■ Exercise brief
Count the lines below that contain the word "name", and reply with only that number.

------------------------------------

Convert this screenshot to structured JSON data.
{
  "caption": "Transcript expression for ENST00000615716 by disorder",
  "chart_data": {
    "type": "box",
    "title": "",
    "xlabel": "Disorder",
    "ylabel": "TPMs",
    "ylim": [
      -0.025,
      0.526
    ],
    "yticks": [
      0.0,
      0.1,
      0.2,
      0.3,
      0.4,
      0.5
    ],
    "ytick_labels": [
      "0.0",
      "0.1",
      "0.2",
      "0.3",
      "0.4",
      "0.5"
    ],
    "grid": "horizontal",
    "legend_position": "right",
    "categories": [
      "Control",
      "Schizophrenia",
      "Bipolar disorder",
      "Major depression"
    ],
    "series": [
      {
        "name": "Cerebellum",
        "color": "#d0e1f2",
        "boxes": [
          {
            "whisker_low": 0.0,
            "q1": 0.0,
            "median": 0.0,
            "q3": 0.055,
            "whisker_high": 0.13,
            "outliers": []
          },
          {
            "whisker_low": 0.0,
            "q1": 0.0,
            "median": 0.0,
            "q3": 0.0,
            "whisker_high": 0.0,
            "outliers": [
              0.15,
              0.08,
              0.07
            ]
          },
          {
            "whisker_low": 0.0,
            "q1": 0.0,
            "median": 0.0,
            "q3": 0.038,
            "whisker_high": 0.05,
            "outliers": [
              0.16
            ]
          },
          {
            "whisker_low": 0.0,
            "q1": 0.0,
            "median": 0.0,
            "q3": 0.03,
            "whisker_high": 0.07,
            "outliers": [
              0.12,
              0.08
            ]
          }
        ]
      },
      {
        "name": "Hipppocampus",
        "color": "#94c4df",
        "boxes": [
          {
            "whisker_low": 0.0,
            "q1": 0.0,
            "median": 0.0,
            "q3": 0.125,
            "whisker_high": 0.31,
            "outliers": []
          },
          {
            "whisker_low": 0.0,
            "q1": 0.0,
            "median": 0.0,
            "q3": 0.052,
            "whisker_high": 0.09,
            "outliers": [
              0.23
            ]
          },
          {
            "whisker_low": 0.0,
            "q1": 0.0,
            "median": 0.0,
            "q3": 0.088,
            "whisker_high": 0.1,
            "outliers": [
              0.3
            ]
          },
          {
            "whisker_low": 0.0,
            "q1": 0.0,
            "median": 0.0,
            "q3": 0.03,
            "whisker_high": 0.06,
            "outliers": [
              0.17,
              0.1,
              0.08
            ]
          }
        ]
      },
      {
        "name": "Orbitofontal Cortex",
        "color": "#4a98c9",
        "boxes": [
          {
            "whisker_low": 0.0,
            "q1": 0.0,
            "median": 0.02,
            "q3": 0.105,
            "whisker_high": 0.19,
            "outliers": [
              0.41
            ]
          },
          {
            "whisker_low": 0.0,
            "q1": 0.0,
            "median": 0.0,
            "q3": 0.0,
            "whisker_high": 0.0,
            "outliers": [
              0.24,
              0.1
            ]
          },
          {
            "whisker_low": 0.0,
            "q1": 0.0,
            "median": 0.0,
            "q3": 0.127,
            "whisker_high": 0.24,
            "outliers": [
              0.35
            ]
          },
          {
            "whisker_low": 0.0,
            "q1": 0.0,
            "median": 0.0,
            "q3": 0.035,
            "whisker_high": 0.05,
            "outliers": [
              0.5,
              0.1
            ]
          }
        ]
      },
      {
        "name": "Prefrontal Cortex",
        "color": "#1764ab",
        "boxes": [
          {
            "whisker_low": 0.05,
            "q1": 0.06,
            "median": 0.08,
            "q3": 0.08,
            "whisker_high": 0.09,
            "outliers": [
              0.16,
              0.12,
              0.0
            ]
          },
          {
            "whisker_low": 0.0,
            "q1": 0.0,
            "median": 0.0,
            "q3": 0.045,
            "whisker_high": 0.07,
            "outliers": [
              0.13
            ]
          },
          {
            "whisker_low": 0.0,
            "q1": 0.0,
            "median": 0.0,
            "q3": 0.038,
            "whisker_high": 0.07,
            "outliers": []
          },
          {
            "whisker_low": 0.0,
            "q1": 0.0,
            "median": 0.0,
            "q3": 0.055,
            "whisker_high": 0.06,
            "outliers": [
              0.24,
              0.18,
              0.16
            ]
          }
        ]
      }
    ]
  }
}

------------------------------------

■ Solved exercise
4